**Stored data:**
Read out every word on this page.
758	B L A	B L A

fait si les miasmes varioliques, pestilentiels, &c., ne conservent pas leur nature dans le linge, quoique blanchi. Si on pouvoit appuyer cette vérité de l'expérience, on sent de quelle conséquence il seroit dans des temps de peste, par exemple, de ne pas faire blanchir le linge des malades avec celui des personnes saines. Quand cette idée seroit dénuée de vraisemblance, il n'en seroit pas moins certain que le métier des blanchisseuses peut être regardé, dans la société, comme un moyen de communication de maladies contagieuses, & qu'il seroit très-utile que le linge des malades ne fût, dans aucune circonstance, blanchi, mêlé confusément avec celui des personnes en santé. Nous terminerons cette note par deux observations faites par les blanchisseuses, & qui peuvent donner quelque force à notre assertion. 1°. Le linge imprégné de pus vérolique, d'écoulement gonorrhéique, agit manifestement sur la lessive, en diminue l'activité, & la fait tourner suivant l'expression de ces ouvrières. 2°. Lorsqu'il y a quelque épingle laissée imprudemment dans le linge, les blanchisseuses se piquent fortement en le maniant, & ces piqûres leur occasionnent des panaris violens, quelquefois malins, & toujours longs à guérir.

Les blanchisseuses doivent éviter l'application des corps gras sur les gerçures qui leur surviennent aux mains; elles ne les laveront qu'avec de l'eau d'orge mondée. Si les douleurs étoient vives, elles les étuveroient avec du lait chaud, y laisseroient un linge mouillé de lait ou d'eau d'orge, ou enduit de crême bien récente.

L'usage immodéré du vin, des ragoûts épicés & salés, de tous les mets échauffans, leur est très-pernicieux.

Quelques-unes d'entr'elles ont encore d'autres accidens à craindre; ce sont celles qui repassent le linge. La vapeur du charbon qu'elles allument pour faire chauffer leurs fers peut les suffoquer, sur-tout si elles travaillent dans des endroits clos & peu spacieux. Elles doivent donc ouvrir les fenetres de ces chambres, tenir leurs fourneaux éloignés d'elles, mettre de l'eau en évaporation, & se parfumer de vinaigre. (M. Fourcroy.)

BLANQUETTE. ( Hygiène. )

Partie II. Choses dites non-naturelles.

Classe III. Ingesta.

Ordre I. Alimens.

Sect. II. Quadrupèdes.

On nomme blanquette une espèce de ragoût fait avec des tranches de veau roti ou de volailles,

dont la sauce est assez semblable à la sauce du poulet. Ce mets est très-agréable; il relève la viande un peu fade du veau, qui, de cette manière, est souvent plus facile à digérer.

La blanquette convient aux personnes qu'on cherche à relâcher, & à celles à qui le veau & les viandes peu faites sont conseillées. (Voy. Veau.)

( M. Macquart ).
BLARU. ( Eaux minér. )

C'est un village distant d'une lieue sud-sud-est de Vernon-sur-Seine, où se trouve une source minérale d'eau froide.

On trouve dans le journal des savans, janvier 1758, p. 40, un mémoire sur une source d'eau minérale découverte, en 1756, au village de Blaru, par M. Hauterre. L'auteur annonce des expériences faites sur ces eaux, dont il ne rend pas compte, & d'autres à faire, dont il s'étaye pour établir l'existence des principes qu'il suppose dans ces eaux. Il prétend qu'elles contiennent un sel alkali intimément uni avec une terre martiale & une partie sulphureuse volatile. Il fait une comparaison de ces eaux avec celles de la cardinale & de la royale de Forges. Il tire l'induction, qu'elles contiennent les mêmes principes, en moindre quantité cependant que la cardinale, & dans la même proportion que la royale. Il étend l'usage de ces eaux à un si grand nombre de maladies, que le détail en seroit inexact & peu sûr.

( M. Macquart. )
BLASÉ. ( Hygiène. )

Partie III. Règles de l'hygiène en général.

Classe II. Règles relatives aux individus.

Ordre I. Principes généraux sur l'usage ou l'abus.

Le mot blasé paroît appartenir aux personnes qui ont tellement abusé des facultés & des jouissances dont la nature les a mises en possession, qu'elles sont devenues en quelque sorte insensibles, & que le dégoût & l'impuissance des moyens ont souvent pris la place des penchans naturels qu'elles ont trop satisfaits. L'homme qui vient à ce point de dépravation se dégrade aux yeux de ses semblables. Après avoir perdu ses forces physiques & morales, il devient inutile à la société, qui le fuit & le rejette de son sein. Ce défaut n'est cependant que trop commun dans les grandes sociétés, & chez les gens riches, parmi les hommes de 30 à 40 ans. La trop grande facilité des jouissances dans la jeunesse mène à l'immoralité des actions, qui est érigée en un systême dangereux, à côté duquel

**Problem details:**
Using the listing, copy every line where the word "Règles" shows up.

**Output:**
Partie III. Règles de l'hygiène en général.
Classe II. Règles relatives aux individus.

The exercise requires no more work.